* [Supplied material]:
----

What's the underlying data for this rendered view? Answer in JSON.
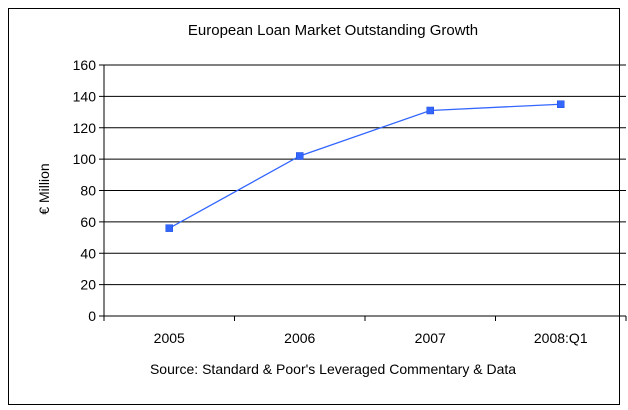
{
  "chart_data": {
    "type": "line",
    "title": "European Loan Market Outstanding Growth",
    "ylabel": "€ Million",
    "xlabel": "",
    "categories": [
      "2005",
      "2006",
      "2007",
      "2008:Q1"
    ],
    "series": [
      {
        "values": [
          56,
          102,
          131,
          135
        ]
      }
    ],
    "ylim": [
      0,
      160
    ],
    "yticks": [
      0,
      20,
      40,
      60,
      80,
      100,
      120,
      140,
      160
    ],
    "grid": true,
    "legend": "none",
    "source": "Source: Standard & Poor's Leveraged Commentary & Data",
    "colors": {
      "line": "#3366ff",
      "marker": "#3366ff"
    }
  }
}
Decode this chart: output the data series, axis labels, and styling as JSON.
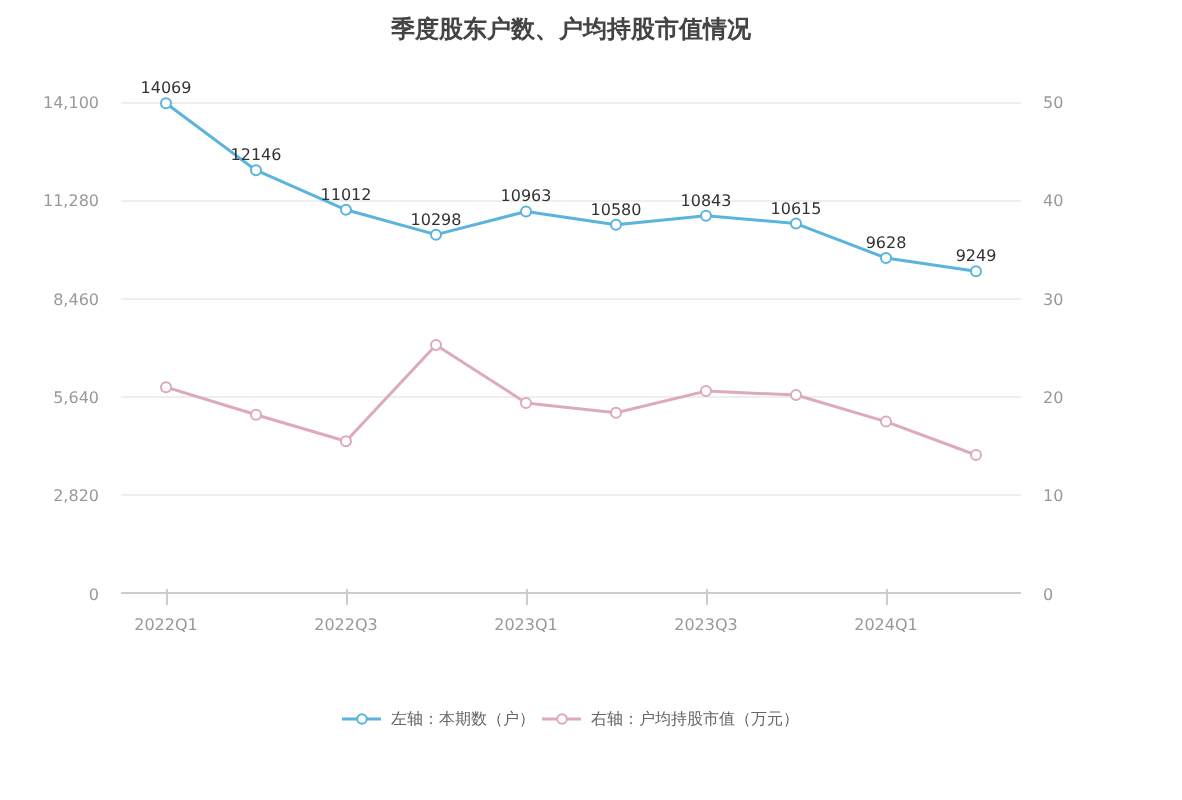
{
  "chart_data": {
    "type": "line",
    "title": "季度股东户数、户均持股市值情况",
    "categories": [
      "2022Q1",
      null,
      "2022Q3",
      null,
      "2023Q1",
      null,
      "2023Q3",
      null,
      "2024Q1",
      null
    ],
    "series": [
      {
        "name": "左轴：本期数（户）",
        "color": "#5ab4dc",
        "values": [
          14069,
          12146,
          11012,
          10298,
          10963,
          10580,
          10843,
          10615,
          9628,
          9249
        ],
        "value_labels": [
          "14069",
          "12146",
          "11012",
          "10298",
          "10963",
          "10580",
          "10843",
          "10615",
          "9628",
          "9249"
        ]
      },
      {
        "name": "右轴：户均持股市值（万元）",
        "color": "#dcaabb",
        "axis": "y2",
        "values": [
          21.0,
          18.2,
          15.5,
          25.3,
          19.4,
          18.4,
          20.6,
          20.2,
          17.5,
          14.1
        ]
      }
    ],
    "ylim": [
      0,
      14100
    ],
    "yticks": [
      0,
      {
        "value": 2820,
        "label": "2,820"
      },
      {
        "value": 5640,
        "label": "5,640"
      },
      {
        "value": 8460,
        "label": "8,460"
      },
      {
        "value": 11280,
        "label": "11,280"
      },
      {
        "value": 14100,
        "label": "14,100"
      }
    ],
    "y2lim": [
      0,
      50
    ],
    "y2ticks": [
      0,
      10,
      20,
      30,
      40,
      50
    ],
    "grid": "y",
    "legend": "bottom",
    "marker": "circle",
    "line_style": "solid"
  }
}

----

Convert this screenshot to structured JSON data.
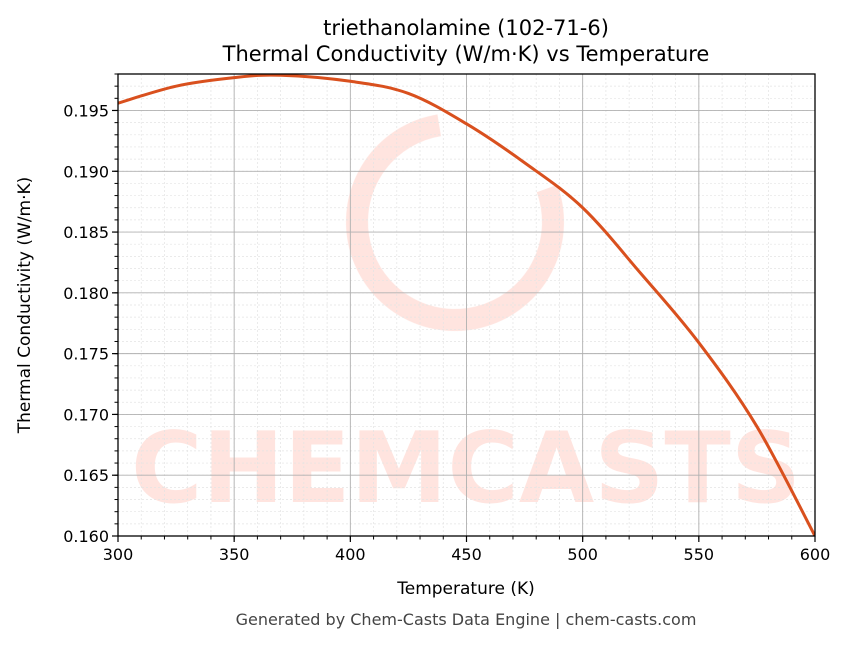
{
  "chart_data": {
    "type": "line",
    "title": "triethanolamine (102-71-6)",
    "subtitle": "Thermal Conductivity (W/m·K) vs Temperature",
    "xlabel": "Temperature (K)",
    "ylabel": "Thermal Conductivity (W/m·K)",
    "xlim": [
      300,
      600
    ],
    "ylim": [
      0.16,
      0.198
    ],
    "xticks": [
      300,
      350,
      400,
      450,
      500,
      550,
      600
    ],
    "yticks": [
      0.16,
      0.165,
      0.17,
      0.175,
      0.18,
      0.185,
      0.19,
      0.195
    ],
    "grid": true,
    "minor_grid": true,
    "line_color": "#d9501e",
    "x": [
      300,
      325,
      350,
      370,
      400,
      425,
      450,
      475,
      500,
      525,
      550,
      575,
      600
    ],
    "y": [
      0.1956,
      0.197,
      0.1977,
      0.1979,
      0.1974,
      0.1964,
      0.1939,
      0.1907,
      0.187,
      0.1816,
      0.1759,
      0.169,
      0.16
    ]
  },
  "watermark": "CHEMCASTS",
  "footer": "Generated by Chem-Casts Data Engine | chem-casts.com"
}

----

* [Task directions]:
Find the lines that include the string "this", then copy each of them.

* [Worked answer]:
What's the underlying data for this rendered view? Answer in JSON.
Decode this chart: output the data series, axis labels, and styling as JSON.
Convert this screenshot to structured JSON data.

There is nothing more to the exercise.